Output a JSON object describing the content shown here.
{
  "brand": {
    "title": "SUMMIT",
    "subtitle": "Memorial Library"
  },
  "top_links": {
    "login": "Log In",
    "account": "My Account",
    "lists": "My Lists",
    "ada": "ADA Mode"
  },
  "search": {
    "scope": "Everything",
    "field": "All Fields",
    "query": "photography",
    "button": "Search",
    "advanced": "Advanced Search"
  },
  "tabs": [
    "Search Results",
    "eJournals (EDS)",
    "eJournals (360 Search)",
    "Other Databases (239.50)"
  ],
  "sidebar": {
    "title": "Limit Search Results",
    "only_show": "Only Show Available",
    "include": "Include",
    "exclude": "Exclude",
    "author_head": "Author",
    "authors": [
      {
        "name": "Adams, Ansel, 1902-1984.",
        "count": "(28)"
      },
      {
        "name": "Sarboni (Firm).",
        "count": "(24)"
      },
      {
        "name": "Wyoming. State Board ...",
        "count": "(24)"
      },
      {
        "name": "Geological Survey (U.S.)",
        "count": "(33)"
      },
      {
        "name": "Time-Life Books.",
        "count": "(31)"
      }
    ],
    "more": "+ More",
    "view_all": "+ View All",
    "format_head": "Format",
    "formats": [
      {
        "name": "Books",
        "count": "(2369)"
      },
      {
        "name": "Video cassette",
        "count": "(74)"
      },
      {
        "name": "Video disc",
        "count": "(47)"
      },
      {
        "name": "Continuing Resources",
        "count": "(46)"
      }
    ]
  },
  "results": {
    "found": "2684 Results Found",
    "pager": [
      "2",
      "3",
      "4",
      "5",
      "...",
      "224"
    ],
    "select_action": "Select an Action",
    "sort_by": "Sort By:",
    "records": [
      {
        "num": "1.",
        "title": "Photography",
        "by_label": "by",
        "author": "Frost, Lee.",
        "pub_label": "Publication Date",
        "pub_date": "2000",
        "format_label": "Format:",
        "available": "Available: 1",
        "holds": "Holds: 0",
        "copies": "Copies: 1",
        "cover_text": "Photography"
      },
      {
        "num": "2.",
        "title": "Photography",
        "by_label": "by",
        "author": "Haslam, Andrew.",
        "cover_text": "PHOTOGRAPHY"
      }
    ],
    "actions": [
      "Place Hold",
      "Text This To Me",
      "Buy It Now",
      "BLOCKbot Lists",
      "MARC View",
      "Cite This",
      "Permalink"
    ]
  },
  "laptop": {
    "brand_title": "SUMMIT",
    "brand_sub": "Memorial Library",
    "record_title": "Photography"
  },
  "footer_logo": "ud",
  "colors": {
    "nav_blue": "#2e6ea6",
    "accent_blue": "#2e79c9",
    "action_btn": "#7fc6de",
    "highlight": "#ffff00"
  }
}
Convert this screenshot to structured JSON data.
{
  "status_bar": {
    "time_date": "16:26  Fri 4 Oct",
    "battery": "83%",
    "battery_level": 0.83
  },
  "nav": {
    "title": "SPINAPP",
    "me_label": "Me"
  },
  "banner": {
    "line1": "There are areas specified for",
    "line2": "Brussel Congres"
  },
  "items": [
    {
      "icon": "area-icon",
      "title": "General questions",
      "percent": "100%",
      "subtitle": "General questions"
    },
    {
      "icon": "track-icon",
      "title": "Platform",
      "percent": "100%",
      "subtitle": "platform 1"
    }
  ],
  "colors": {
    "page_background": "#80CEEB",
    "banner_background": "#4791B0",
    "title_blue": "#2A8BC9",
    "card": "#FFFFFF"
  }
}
##########
Each record above should be output again exactly.

Written answer:
Output a JSON object describing the content shown here.
{
  "brand": {
    "title": "SUMMIT",
    "subtitle": "Memorial Library"
  },
  "top_links": {
    "login": "Log In",
    "account": "My Account",
    "lists": "My Lists",
    "ada": "ADA Mode"
  },
  "search": {
    "scope": "Everything",
    "field": "All Fields",
    "query": "photography",
    "button": "Search",
    "advanced": "Advanced Search"
  },
  "tabs": [
    "Search Results",
    "eJournals (EDS)",
    "eJournals (360 Search)",
    "Other Databases (239.50)"
  ],
  "sidebar": {
    "title": "Limit Search Results",
    "only_show": "Only Show Available",
    "include": "Include",
    "exclude": "Exclude",
    "author_head": "Author",
    "authors": [
      {
        "name": "Adams, Ansel, 1902-1984.",
        "count": "(28)"
      },
      {
        "name": "Sarboni (Firm).",
        "count": "(24)"
      },
      {
        "name": "Wyoming. State Board ...",
        "count": "(24)"
      },
      {
        "name": "Geological Survey (U.S.)",
        "count": "(33)"
      },
      {
        "name": "Time-Life Books.",
        "count": "(31)"
      }
    ],
    "more": "+ More",
    "view_all": "+ View All",
    "format_head": "Format",
    "formats": [
      {
        "name": "Books",
        "count": "(2369)"
      },
      {
        "name": "Video cassette",
        "count": "(74)"
      },
      {
        "name": "Video disc",
        "count": "(47)"
      },
      {
        "name": "Continuing Resources",
        "count": "(46)"
      }
    ]
  },
  "results": {
    "found": "2684 Results Found",
    "pager": [
      "2",
      "3",
      "4",
      "5",
      "...",
      "224"
    ],
    "select_action": "Select an Action",
    "sort_by": "Sort By:",
    "records": [
      {
        "num": "1.",
        "title": "Photography",
        "by_label": "by",
        "author": "Frost, Lee.",
        "pub_label": "Publication Date",
        "pub_date": "2000",
        "format_label": "Format:",
        "available": "Available: 1",
        "holds": "Holds: 0",
        "copies": "Copies: 1",
        "cover_text": "Photography"
      },
      {
        "num": "2.",
        "title": "Photography",
        "by_label": "by",
        "author": "Haslam, Andrew.",
        "cover_text": "PHOTOGRAPHY"
      }
    ],
    "actions": [
      "Place Hold",
      "Text This To Me",
      "Buy It Now",
      "BLOCKbot Lists",
      "MARC View",
      "Cite This",
      "Permalink"
    ]
  },
  "laptop": {
    "brand_title": "SUMMIT",
    "brand_sub": "Memorial Library",
    "record_title": "Photography"
  },
  "footer_logo": "ud",
  "colors": {
    "nav_blue": "#2e6ea6",
    "accent_blue": "#2e79c9",
    "action_btn": "#7fc6de",
    "highlight": "#ffff00"
  }
}
Convert this screenshot to structured JSON data.
{
  "status_bar": {
    "time_date": "16:26  Fri 4 Oct",
    "battery": "83%",
    "battery_level": 0.83
  },
  "nav": {
    "title": "SPINAPP",
    "me_label": "Me"
  },
  "banner": {
    "line1": "There are areas specified for",
    "line2": "Brussel Congres"
  },
  "items": [
    {
      "icon": "area-icon",
      "title": "General questions",
      "percent": "100%",
      "subtitle": "General questions"
    },
    {
      "icon": "track-icon",
      "title": "Platform",
      "percent": "100%",
      "subtitle": "platform 1"
    }
  ],
  "colors": {
    "page_background": "#80CEEB",
    "banner_background": "#4791B0",
    "title_blue": "#2A8BC9",
    "card": "#FFFFFF"
  }
}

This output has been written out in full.